From the entries, copy every line that carries the string "ΑΓΙΟΣ".

* MATERIAL PROVIDED *
==============================
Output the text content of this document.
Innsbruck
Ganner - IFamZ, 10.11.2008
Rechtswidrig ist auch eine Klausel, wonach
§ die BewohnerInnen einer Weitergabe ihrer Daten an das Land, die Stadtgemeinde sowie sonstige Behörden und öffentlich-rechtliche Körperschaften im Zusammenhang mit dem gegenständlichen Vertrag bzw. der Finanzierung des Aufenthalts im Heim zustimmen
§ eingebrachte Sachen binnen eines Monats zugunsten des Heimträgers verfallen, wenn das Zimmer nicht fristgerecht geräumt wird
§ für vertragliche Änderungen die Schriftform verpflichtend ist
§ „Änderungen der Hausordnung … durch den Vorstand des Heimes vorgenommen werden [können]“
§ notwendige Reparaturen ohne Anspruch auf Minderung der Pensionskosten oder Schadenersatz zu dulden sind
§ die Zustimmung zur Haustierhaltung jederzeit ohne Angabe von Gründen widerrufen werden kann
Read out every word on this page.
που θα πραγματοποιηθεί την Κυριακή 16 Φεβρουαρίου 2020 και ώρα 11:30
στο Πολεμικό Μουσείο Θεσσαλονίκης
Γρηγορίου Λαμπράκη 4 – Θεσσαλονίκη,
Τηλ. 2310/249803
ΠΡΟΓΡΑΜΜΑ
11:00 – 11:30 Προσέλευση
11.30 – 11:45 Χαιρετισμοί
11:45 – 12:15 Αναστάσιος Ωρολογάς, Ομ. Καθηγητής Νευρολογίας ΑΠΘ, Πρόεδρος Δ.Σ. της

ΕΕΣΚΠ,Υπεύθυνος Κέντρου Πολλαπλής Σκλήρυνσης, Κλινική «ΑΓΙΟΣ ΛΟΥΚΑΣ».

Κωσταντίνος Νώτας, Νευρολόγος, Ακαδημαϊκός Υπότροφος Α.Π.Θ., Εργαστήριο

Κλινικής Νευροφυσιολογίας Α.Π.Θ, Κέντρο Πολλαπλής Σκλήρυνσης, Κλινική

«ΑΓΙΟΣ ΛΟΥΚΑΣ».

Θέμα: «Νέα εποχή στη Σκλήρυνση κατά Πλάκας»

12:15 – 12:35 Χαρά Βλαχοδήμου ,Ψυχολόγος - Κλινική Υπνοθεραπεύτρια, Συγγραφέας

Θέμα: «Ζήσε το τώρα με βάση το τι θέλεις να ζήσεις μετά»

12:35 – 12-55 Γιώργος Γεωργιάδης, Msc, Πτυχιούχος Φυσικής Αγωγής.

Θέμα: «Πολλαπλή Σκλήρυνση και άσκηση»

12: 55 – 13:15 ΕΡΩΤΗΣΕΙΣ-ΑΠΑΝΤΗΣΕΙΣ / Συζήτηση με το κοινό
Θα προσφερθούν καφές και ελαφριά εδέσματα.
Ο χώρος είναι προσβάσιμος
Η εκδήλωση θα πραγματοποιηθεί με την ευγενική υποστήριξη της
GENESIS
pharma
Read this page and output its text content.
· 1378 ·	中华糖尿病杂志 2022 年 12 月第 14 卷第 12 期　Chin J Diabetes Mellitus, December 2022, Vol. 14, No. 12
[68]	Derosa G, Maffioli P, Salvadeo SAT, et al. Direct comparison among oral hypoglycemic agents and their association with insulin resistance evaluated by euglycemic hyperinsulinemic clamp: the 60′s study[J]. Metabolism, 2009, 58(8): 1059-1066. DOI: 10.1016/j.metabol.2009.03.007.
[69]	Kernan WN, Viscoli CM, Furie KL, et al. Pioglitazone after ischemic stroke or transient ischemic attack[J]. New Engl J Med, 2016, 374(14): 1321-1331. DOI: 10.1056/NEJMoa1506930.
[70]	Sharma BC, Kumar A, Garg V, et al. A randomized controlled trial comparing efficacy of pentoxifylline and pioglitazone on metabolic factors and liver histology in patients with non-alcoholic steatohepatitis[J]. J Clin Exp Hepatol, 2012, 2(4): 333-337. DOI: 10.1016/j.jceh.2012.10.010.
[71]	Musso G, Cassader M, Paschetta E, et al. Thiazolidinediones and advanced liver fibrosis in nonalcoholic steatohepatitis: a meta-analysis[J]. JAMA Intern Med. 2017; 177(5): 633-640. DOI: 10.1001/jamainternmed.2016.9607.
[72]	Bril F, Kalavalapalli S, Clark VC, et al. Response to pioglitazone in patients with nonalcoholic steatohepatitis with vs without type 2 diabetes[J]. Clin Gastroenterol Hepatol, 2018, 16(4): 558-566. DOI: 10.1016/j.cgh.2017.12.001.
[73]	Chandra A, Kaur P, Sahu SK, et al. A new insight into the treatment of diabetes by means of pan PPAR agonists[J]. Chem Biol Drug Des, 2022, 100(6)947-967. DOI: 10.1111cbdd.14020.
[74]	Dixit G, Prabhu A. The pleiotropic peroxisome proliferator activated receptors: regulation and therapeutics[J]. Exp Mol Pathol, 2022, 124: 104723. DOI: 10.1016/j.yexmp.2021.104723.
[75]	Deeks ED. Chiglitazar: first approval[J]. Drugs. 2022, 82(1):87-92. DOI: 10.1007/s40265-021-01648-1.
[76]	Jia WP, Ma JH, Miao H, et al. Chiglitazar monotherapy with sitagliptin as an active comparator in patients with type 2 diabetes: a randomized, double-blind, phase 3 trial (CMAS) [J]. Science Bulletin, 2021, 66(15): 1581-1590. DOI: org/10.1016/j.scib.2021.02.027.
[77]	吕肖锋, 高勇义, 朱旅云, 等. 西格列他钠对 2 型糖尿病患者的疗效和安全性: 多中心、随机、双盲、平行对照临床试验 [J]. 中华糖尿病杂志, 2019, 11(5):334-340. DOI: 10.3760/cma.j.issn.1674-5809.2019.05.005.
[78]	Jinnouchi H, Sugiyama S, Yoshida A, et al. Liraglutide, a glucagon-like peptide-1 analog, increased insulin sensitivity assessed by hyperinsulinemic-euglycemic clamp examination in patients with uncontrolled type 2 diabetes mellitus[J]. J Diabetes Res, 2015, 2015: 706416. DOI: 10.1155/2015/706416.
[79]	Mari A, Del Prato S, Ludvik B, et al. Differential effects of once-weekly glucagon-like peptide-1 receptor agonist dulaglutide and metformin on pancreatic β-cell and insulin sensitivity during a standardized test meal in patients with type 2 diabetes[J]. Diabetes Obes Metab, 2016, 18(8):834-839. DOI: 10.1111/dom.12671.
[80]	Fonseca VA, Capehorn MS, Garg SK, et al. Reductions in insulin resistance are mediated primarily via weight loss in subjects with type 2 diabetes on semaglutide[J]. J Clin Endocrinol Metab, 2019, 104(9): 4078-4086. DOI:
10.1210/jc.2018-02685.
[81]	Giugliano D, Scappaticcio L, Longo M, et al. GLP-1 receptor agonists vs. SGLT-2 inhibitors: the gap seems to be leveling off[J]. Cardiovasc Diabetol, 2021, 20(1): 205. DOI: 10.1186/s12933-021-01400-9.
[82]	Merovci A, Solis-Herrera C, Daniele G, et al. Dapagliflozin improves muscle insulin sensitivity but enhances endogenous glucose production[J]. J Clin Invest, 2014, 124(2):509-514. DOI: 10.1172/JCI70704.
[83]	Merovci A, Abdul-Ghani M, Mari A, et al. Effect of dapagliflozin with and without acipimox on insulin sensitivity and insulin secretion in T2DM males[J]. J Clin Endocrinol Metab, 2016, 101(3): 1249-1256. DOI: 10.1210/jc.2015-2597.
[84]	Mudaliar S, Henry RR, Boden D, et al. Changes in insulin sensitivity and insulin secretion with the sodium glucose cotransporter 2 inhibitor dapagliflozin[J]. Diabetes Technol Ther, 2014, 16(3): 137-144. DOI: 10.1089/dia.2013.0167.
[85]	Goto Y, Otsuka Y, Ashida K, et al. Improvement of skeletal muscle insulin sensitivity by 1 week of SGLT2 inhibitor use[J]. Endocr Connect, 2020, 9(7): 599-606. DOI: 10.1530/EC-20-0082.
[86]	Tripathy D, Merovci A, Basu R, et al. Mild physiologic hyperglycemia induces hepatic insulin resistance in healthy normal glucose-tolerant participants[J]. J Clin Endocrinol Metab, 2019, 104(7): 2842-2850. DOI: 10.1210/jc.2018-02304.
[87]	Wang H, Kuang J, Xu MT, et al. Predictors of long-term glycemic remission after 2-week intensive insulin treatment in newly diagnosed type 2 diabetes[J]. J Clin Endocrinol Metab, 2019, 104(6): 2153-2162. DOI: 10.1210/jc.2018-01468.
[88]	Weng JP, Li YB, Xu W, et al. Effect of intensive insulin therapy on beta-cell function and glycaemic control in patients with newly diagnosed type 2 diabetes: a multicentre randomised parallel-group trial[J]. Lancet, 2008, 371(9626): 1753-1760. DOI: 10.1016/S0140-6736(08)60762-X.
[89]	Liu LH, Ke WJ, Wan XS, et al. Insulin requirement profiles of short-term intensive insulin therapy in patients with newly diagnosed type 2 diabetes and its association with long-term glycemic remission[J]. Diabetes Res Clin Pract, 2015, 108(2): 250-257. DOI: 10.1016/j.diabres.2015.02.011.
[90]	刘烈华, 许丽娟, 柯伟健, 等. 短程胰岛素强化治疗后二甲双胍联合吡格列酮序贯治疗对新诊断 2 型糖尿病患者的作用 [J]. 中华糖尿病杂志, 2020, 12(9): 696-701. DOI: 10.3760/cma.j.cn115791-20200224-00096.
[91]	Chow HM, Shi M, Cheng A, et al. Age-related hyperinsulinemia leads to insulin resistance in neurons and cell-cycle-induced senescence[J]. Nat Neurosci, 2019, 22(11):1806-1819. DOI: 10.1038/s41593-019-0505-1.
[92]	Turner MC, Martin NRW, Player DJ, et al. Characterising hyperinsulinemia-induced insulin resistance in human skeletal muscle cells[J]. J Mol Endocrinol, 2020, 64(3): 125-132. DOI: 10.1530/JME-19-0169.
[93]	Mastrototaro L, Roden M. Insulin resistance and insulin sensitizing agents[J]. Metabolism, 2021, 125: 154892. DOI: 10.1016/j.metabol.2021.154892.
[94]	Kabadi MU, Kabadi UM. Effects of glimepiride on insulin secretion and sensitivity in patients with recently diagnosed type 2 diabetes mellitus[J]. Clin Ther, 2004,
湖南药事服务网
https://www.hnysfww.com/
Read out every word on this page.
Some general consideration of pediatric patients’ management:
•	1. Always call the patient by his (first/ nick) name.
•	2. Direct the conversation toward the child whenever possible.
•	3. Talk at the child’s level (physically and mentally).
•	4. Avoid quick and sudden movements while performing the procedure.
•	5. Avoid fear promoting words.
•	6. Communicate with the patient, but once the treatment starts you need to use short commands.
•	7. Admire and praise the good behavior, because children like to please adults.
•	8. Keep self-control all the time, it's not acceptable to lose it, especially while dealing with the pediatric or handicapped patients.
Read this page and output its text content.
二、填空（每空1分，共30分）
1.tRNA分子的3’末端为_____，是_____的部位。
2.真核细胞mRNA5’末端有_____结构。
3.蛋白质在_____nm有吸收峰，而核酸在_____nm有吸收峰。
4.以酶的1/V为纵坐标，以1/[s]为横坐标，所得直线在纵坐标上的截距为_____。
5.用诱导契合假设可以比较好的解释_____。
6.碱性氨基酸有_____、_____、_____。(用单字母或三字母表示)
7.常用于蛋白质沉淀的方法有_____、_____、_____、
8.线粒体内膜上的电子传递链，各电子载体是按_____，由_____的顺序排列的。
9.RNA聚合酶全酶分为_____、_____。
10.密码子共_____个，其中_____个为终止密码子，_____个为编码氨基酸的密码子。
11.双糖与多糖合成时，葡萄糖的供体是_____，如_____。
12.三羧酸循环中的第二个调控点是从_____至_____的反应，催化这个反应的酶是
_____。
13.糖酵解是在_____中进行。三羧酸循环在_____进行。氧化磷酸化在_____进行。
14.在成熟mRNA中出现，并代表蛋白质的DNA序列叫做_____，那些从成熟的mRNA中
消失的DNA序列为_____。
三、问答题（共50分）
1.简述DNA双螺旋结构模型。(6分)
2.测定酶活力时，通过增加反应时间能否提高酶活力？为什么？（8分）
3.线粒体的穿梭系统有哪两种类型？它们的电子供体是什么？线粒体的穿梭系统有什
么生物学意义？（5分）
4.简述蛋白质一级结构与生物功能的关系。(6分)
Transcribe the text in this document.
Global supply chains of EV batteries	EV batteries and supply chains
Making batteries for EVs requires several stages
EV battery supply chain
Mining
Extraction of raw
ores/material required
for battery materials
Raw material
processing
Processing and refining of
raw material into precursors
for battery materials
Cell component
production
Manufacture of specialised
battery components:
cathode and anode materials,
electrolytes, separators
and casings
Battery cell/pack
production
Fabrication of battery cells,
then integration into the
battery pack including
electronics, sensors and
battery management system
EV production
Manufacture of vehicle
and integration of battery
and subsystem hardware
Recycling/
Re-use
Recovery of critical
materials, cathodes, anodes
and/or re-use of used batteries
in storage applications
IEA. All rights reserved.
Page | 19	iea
==============================
* RESPONSE TO THIS EXERCISE *
ΕΕΣΚΠ,Υπεύθυνος Κέντρου Πολλαπλής Σκλήρυνσης, Κλινική «ΑΓΙΟΣ ΛΟΥΚΑΣ».
«ΑΓΙΟΣ ΛΟΥΚΑΣ».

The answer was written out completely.